-- Begin --

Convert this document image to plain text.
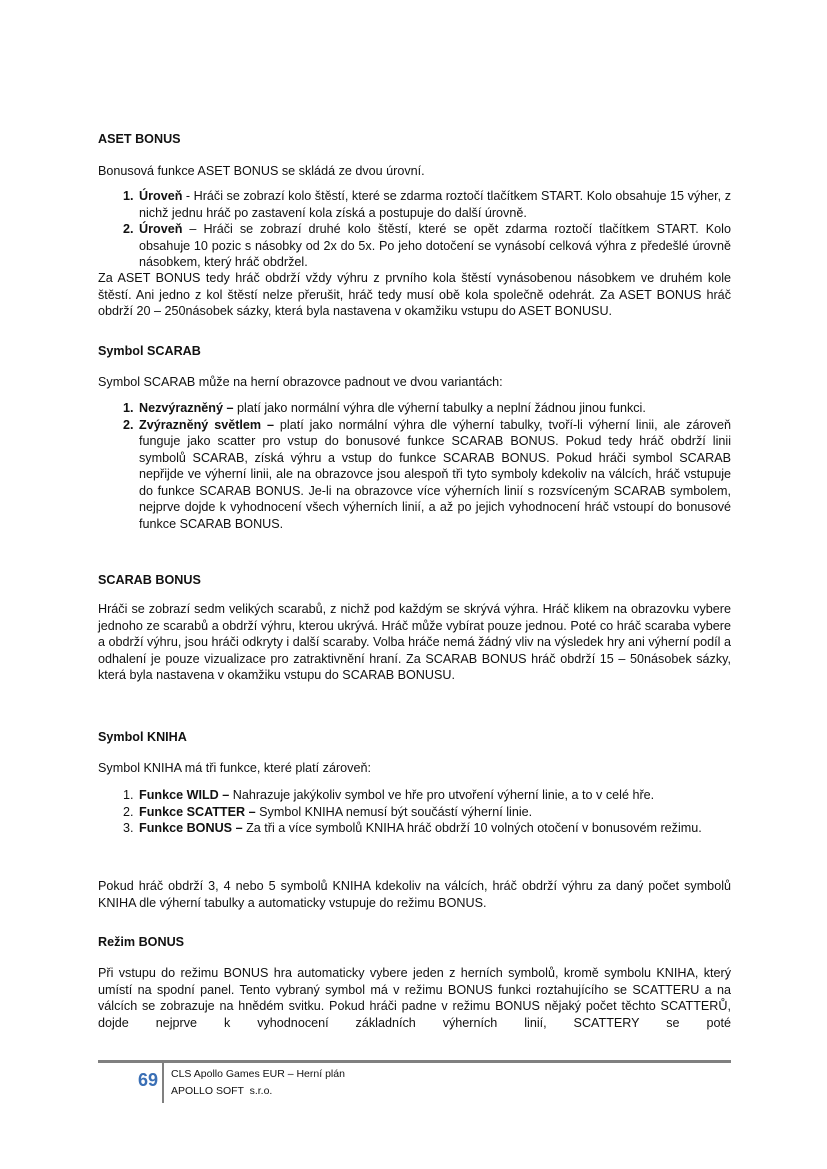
ASET BONUS
Bonusová funkce ASET BONUS se skládá ze dvou úrovní.
1. Úroveň - Hráči se zobrazí kolo štěstí, které se zdarma roztočí tlačítkem START. Kolo obsahuje 15 výher, z nichž jednu hráč po zastavení kola získá a postupuje do další úrovně.
2. Úroveň – Hráči se zobrazí druhé kolo štěstí, které se opět zdarma roztočí tlačítkem START. Kolo obsahuje 10 pozic s násobky od 2x do 5x. Po jeho dotočení se vynásobí celková výhra z předešlé úrovně násobkem, který hráč obdržel.
Za ASET BONUS tedy hráč obdrží vždy výhru z prvního kola štěstí vynásobenou násobkem ve druhém kole štěstí. Ani jedno z kol štěstí nelze přerušit, hráč tedy musí obě kola společně odehrát. Za ASET BONUS hráč obdrží 20 – 250násobek sázky, která byla nastavena v okamžiku vstupu do ASET BONUSU.
Symbol SCARAB
Symbol SCARAB může na herní obrazovce padnout ve dvou variantách:
1. Nezvýrazněný – platí jako normální výhra dle výherní tabulky a neplní žádnou jinou funkci.
2. Zvýrazněný světlem – platí jako normální výhra dle výherní tabulky, tvoří-li výherní linii, ale zároveň funguje jako scatter pro vstup do bonusové funkce SCARAB BONUS. Pokud tedy hráč obdrží linii symbolů SCARAB, získá výhru a vstup do funkce SCARAB BONUS. Pokud hráči symbol SCARAB nepřijde ve výherní linii, ale na obrazovce jsou alespoň tři tyto symboly kdekoliv na válcích, hráč vstupuje do funkce SCARAB BONUS. Je-li na obrazovce více výherních linií s rozsvíceným SCARAB symbolem, nejprve dojde k vyhodnocení všech výherních linií, a až po jejich vyhodnocení hráč vstoupí do bonusové funkce SCARAB BONUS.
SCARAB BONUS
Hráči se zobrazí sedm velikých scarabů, z nichž pod každým se skrývá výhra. Hráč klikem na obrazovku vybere jednoho ze scarabů a obdrží výhru, kterou ukrývá. Hráč může vybírat pouze jednou. Poté co hráč scaraba vybere a obdrží výhru, jsou hráči odkryty i další scaraby. Volba hráče nemá žádný vliv na výsledek hry ani výherní podíl a odhalení je pouze vizualizace pro zatraktivnění hraní. Za SCARAB BONUS hráč obdrží 15 – 50násobek sázky, která byla nastavena v okamžiku vstupu do SCARAB BONUSU.
Symbol KNIHA
Symbol KNIHA má tři funkce, které platí zároveň:
1. Funkce WILD – Nahrazuje jakýkoliv symbol ve hře pro utvoření výherní linie, a to v celé hře.
2. Funkce SCATTER – Symbol KNIHA nemusí být součástí výherní linie.
3. Funkce BONUS – Za tři a více symbolů KNIHA hráč obdrží 10 volných otočení v bonusovém režimu.
Pokud hráč obdrží 3, 4 nebo 5 symbolů KNIHA kdekoliv na válcích, hráč obdrží výhru za daný počet symbolů KNIHA dle výherní tabulky a automaticky vstupuje do režimu BONUS.
Režim BONUS
Při vstupu do režimu BONUS hra automaticky vybere jeden z herních symbolů, kromě symbolu KNIHA, který umístí na spodní panel. Tento vybraný symbol má v režimu BONUS funkci roztahujícího se SCATTERU a na válcích se zobrazuje na hnědém svitku. Pokud hráči padne v režimu BONUS nějaký počet těchto SCATTERŮ, dojde nejprve k vyhodnocení základních výherních linií, SCATTERY se poté
69 CLS Apollo Games EUR – Herní plán
APOLLO SOFT  s.r.o.
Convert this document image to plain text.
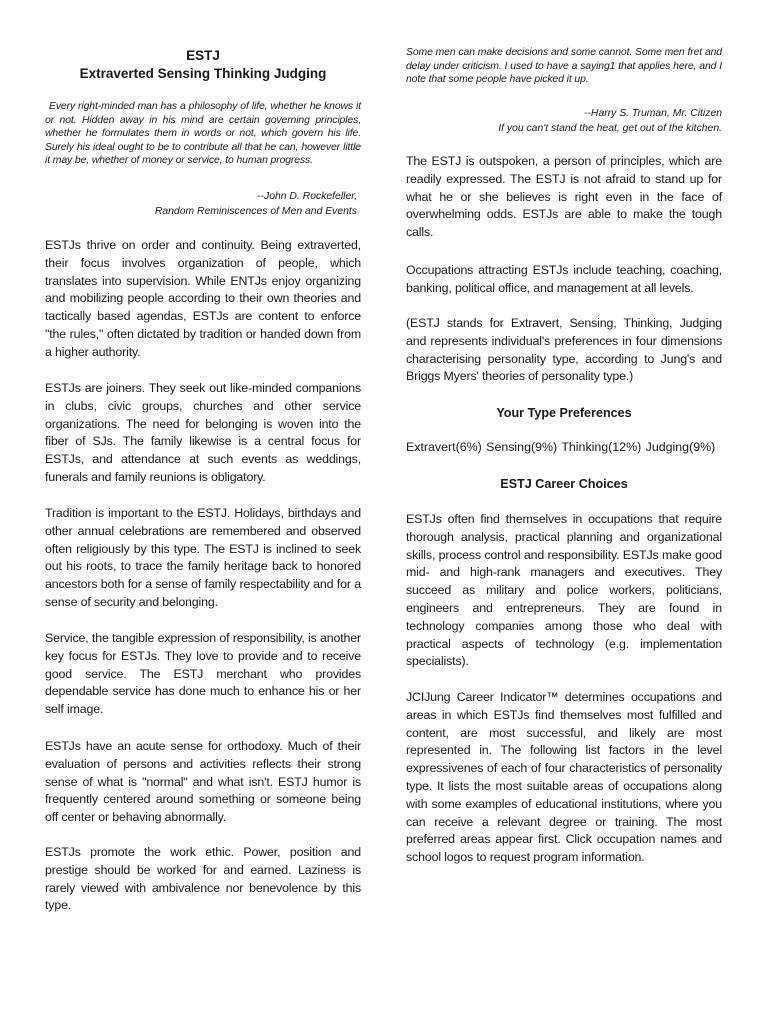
ESTJ

Extraverted Sensing Thinking Judging

Every right-minded man has a philosophy of life, whether he knows it or not. Hidden away in his mind are certain governing principles, whether he formulates them in words or not, which govern his life. Surely his ideal ought to be to contribute all that he can, however little it may be, whether of money or service, to human progress.

--John D. Rockefeller,

Random Reminiscences of Men and Events

ESTJs thrive on order and continuity. Being extraverted, their focus involves organization of people, which translates into supervision. While ENTJs enjoy organizing and mobilizing people according to their own theories and tactically based agendas, ESTJs are content to enforce "the rules," often dictated by tradition or handed down from a higher authority.

ESTJs are joiners. They seek out like-minded companions in clubs, civic groups, churches and other service organizations. The need for belonging is woven into the fiber of SJs. The family likewise is a central focus for ESTJs, and attendance at such events as weddings, funerals and family reunions is obligatory.

Tradition is important to the ESTJ. Holidays, birthdays and other annual celebrations are remembered and observed often religiously by this type. The ESTJ is inclined to seek out his roots, to trace the family heritage back to honored ancestors both for a sense of family respectability and for a sense of security and belonging.

Service, the tangible expression of responsibility, is another key focus for ESTJs. They love to provide and to receive good service. The ESTJ merchant who provides dependable service has done much to enhance his or her self image.

ESTJs have an acute sense for orthodoxy. Much of their evaluation of persons and activities reflects their strong sense of what is "normal" and what isn't. ESTJ humor is frequently centered around something or someone being off center or behaving abnormally.

ESTJs promote the work ethic. Power, position and prestige should be worked for and earned. Laziness is rarely viewed with ambivalence nor benevolence by this type.

Some men can make decisions and some cannot. Some men fret and delay under criticism. I used to have a saying1 that applies here, and I note that some people have picked it up.

--Harry S. Truman, Mr. Citizen

If you can't stand the heat, get out of the kitchen.

The ESTJ is outspoken, a person of principles, which are readily expressed. The ESTJ is not afraid to stand up for what he or she believes is right even in the face of overwhelming odds. ESTJs are able to make the tough calls.

Occupations attracting ESTJs include teaching, coaching, banking, political office, and management at all levels.

(ESTJ stands for Extravert, Sensing, Thinking, Judging and represents individual's preferences in four dimensions characterising personality type, according to Jung's and Briggs Myers' theories of personality type.)

Your Type Preferences

Extravert(6%) Sensing(9%) Thinking(12%) Judging(9%)

ESTJ Career Choices

ESTJs often find themselves in occupations that require thorough analysis, practical planning and organizational skills, process control and responsibility. ESTJs make good mid- and high-rank managers and executives. They succeed as military and police workers, politicians, engineers and entrepreneurs. They are found in technology companies among those who deal with practical aspects of technology (e.g. implementation specialists).

JCIJung Career Indicator™ determines occupations and areas in which ESTJs find themselves most fulfilled and content, are most successful, and likely are most represented in. The following list factors in the level expressivenes of each of four characteristics of personality type. It lists the most suitable areas of occupations along with some examples of educational institutions, where you can receive a relevant degree or training. The most preferred areas appear first. Click occupation names and school logos to request program information.
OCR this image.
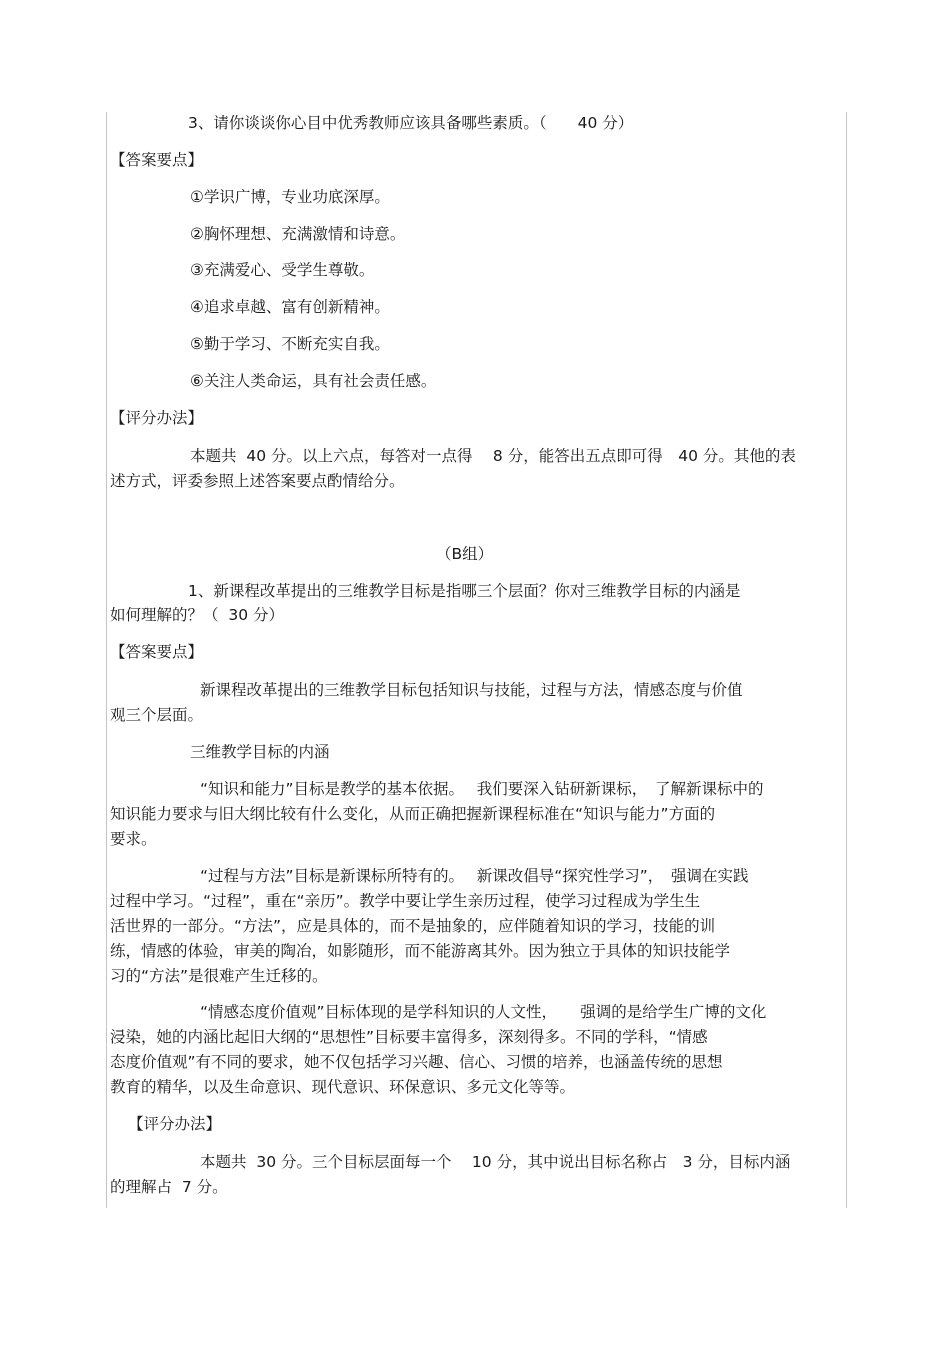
3、请你谈谈你心目中优秀教师应该具备哪些素质。（　　40 分）
【答案要点】
①学识广博，专业功底深厚。
②胸怀理想、充满激情和诗意。
③充满爱心、受学生尊敬。
④追求卓越、富有创新精神。
⑤勤于学习、不断充实自我。
⑥关注人类命运，具有社会责任感。
【评分办法】
本题共  40 分。以上六点，每答对一点得　 8 分，能答出五点即可得　40 分。其他的表
述方式，评委参照上述答案要点酌情给分。
（B组）
1、新课程改革提出的三维教学目标是指哪三个层面？你对三维教学目标的内涵是
如何理解的？（  30 分）
【答案要点】
新课程改革提出的三维教学目标包括知识与技能，过程与方法，情感态度与价值
观三个层面。
三维教学目标的内涵
“知识和能力”目标是教学的基本依据。　 我们要深入钻研新课标，　了解新课标中的
知识能力要求与旧大纲比较有什么变化，从而正确把握新课程标准在“知识与能力”方面的
要求。
“过程与方法”目标是新课标所特有的。　 新课改倡导“探究性学习”，　强调在实践
过程中学习。“过程”，重在“亲历”。教学中要让学生亲历过程，使学习过程成为学生生
活世界的一部分。“方法”，应是具体的，而不是抽象的，应伴随着知识的学习，技能的训
练，情感的体验，审美的陶冶，如影随形，而不能游离其外。因为独立于具体的知识技能学
习的“方法”是很难产生迁移的。
“情感态度价值观”目标体现的是学科知识的人文性，　　强调的是给学生广博的文化
浸染，她的内涵比起旧大纲的“思想性”目标要丰富得多，深刻得多。不同的学科，“情感
态度价值观”有不同的要求，她不仅包括学习兴趣、信心、习惯的培养，也涵盖传统的思想
教育的精华，以及生命意识、现代意识、环保意识、多元文化等等。
【评分办法】
本题共  30 分。三个目标层面每一个　 10 分，其中说出目标名称占　3 分，目标内涵
的理解占  7 分。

-- End --

■ THE TASK: Extract every line containing the string "good" from the material.

■ EXERCISE RESULT:
Service, the tangible expression of responsibility, is another key focus for ESTJs. They love to provide and to receive good service. The ESTJ merchant who provides dependable service has done much to enhance his or her self image.
ESTJs often find themselves in occupations that require thorough analysis, practical planning and organizational skills, process control and responsibility. ESTJs make good mid- and high-rank managers and executives. They succeed as military and police workers, politicians, engineers and entrepreneurs. They are found in technology companies among those who deal with practical aspects of technology (e.g. implementation specialists).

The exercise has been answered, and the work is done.